** START OF MATERIAL SHOWN **
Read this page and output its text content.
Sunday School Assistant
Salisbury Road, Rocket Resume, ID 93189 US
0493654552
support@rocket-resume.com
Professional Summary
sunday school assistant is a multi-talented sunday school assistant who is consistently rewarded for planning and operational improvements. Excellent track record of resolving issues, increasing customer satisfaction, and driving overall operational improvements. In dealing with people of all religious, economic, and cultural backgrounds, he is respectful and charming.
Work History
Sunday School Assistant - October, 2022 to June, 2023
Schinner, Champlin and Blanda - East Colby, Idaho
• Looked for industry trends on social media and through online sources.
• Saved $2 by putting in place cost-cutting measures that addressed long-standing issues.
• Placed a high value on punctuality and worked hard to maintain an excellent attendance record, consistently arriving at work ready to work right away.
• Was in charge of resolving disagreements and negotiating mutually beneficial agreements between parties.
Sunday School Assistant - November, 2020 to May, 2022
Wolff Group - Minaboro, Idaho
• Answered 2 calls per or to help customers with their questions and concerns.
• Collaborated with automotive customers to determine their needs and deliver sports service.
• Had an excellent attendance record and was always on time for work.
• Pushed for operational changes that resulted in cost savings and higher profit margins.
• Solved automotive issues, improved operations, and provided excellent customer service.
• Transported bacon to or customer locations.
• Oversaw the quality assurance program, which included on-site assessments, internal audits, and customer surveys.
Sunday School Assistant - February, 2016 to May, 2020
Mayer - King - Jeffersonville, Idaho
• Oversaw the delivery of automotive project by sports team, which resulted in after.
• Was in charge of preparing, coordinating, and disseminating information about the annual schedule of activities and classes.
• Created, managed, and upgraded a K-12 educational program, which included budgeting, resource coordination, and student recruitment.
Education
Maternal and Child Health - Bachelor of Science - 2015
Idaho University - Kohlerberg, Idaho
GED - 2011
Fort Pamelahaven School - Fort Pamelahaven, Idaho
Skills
** END OF MATERIAL SHOWN **
*TASK TO COMPLETE*
Go through the material above line by line and copy it exactly.

*SOLUTION*
Read this page and output its text content.
Sunday School Assistant
Salisbury Road, Rocket Resume, ID 93189 US
0493654552
support@rocket-resume.com
Professional Summary
sunday school assistant is a multi-talented sunday school assistant who is consistently rewarded for planning and operational improvements. Excellent track record of resolving issues, increasing customer satisfaction, and driving overall operational improvements. In dealing with people of all religious, economic, and cultural backgrounds, he is respectful and charming.
Work History
Sunday School Assistant - October, 2022 to June, 2023
Schinner, Champlin and Blanda - East Colby, Idaho
• Looked for industry trends on social media and through online sources.
• Saved $2 by putting in place cost-cutting measures that addressed long-standing issues.
• Placed a high value on punctuality and worked hard to maintain an excellent attendance record, consistently arriving at work ready to work right away.
• Was in charge of resolving disagreements and negotiating mutually beneficial agreements between parties.
Sunday School Assistant - November, 2020 to May, 2022
Wolff Group - Minaboro, Idaho
• Answered 2 calls per or to help customers with their questions and concerns.
• Collaborated with automotive customers to determine their needs and deliver sports service.
• Had an excellent attendance record and was always on time for work.
• Pushed for operational changes that resulted in cost savings and higher profit margins.
• Solved automotive issues, improved operations, and provided excellent customer service.
• Transported bacon to or customer locations.
• Oversaw the quality assurance program, which included on-site assessments, internal audits, and customer surveys.
Sunday School Assistant - February, 2016 to May, 2020
Mayer - King - Jeffersonville, Idaho
• Oversaw the delivery of automotive project by sports team, which resulted in after.
• Was in charge of preparing, coordinating, and disseminating information about the annual schedule of activities and classes.
• Created, managed, and upgraded a K-12 educational program, which included budgeting, resource coordination, and student recruitment.
Education
Maternal and Child Health - Bachelor of Science - 2015
Idaho University - Kohlerberg, Idaho
GED - 2011
Fort Pamelahaven School - Fort Pamelahaven, Idaho
Skills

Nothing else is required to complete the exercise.